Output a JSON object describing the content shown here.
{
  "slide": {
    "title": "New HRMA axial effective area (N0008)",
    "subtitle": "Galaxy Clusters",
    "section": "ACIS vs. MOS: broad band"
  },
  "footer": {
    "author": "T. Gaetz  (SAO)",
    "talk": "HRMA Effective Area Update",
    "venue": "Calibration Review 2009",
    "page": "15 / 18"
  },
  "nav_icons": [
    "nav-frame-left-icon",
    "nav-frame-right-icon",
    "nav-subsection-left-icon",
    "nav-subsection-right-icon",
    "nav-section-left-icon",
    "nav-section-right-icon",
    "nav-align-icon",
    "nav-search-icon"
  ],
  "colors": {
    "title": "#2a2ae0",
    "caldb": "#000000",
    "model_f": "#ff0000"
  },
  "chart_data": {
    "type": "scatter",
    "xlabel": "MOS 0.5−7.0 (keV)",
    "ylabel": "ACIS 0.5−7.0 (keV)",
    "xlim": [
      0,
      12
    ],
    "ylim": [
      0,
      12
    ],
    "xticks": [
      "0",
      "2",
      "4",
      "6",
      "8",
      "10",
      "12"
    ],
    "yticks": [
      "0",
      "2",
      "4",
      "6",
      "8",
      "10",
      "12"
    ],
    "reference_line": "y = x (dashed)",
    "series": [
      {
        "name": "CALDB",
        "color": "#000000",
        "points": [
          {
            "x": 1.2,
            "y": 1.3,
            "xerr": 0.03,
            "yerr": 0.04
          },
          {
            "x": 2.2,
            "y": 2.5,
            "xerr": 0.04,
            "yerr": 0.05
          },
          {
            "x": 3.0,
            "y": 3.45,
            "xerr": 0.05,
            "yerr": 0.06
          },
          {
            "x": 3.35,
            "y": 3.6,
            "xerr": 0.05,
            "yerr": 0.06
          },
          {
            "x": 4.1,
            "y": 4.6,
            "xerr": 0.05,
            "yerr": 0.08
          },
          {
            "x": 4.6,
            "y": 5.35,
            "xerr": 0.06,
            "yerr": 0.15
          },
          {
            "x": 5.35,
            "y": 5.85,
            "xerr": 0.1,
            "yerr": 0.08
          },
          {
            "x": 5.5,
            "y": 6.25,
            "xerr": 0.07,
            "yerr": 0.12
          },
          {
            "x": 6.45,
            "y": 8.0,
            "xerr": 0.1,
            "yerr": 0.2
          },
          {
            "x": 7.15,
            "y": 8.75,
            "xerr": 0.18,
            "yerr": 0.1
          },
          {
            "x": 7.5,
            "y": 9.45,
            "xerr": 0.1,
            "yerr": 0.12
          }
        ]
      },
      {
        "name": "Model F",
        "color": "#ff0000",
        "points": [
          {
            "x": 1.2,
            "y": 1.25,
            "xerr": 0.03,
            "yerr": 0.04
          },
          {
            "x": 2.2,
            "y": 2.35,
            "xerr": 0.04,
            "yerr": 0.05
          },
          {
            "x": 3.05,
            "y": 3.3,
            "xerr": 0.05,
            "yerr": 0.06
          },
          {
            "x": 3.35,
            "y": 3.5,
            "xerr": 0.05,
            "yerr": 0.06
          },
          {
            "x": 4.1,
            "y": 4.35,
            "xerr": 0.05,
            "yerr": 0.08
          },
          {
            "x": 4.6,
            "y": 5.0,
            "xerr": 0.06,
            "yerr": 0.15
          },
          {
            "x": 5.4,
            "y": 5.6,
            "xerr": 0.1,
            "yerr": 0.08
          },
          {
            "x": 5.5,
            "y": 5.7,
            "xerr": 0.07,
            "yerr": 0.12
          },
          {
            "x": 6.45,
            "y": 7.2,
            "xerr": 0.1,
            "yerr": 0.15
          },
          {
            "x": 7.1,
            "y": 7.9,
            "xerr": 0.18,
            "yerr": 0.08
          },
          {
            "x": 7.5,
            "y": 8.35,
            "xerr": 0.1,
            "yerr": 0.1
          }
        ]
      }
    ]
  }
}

··········

# REQUIRED WORK
Reply with nothing but the number of lines in the data above that contain "right".

# TASK RESULT
3